--- Items ---

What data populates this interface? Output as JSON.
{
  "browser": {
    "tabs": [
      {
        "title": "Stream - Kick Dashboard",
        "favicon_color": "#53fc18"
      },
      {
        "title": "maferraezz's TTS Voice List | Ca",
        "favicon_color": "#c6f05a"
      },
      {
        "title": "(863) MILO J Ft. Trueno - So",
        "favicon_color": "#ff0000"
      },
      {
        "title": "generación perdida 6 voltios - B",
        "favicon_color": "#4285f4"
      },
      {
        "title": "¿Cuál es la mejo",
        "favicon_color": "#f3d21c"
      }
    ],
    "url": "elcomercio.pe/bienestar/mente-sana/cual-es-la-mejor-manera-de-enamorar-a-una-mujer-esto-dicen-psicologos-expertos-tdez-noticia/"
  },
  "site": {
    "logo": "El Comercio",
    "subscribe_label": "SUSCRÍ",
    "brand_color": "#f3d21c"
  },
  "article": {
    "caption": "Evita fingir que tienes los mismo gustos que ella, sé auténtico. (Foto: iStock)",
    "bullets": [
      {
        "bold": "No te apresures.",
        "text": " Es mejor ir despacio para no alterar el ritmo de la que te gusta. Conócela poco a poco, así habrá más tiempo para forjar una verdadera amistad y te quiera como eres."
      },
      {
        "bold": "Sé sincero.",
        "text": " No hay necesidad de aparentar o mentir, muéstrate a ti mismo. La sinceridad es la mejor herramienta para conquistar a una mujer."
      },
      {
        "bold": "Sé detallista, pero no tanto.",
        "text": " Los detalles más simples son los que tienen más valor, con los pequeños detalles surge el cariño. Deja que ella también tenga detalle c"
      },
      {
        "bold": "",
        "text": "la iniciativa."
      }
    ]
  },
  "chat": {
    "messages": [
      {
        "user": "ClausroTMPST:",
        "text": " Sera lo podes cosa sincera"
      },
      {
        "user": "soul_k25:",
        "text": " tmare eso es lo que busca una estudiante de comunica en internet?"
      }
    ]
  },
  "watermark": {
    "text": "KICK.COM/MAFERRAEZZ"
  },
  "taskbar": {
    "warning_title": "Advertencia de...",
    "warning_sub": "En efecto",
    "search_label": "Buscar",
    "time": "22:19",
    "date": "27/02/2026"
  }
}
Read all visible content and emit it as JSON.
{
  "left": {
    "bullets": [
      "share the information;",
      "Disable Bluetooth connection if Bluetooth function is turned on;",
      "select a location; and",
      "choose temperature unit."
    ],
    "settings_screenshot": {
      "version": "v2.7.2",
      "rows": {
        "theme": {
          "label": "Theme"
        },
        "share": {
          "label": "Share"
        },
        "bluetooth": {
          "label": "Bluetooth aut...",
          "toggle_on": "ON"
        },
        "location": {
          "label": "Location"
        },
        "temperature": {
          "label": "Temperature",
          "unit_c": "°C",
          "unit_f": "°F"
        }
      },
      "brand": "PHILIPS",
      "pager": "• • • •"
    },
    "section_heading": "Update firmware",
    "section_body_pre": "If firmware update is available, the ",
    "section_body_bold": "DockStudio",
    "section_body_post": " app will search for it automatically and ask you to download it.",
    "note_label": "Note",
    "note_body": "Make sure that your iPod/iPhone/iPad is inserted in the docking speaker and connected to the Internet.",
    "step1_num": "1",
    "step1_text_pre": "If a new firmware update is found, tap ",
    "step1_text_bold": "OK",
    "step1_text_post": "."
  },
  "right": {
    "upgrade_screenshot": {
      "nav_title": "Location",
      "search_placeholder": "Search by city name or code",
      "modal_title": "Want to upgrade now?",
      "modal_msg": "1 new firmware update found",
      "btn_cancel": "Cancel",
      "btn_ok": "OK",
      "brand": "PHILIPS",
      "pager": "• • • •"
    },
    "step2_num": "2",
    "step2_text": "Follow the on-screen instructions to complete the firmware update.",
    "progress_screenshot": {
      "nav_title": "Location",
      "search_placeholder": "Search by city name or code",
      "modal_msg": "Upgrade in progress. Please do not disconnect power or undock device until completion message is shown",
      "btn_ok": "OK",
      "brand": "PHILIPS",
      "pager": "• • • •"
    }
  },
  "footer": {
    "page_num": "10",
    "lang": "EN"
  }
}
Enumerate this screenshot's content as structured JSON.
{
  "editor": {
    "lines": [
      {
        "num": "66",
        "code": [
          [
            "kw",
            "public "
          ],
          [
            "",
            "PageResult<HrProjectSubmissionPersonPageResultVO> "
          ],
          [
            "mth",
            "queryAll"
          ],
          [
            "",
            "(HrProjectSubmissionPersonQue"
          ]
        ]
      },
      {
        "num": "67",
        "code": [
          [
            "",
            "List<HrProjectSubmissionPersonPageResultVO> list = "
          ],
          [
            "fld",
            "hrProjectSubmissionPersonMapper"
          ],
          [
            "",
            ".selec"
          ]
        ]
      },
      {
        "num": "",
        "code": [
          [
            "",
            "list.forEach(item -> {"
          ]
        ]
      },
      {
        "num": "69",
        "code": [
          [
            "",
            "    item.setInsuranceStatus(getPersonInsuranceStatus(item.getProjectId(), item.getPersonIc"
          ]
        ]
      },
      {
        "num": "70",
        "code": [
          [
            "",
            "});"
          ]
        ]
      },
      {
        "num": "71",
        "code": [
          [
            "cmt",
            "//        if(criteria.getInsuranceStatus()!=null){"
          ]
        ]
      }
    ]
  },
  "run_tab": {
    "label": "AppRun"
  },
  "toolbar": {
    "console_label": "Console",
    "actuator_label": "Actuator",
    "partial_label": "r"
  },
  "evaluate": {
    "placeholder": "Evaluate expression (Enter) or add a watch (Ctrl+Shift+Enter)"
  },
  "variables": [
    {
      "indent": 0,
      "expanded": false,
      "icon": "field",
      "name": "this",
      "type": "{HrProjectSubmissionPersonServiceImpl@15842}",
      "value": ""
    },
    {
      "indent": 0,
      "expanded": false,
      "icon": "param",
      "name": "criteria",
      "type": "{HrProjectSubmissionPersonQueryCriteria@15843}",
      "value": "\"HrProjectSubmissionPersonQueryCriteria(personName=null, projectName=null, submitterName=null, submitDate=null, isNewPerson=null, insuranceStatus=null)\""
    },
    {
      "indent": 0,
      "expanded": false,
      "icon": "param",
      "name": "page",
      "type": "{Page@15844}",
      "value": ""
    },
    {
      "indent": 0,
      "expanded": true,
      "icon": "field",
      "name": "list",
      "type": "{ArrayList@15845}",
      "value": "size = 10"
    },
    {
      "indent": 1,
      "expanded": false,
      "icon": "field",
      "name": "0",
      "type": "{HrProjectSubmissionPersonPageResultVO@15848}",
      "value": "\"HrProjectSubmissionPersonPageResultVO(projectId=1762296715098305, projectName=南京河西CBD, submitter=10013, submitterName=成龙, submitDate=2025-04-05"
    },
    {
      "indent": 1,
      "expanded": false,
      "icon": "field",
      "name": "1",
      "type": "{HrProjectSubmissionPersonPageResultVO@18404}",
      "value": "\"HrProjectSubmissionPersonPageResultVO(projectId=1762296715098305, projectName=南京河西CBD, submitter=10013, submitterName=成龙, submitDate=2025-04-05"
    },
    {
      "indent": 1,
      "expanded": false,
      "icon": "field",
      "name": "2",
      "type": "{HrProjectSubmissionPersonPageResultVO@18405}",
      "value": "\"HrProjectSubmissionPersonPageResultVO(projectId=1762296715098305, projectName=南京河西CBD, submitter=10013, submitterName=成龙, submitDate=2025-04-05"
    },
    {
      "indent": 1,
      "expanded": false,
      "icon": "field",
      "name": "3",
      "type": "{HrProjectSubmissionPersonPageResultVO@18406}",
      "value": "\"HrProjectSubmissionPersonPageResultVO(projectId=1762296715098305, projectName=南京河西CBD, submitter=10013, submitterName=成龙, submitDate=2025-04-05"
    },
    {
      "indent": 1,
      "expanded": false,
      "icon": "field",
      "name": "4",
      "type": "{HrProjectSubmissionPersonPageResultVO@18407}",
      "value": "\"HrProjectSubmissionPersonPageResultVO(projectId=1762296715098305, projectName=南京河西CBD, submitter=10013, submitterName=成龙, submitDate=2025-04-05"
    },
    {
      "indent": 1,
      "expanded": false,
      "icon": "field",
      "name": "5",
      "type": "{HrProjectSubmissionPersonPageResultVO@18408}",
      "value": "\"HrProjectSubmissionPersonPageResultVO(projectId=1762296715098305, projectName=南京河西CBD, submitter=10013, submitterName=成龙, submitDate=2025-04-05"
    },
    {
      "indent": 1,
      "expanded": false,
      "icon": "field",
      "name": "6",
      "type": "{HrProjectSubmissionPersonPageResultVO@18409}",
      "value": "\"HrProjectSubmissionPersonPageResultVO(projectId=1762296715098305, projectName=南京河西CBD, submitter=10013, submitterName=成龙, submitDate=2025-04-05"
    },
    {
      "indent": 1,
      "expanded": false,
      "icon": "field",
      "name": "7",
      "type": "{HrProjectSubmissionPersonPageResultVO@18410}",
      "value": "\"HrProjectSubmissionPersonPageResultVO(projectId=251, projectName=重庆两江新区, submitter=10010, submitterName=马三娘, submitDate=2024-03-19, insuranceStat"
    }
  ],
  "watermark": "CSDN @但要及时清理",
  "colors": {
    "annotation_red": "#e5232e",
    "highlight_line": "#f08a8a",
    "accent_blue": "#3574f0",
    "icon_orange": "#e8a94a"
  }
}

---

Exercise aim: Each line that holds the string "mujer" counts once; give the total and nothing else.

Response to the exercise: 2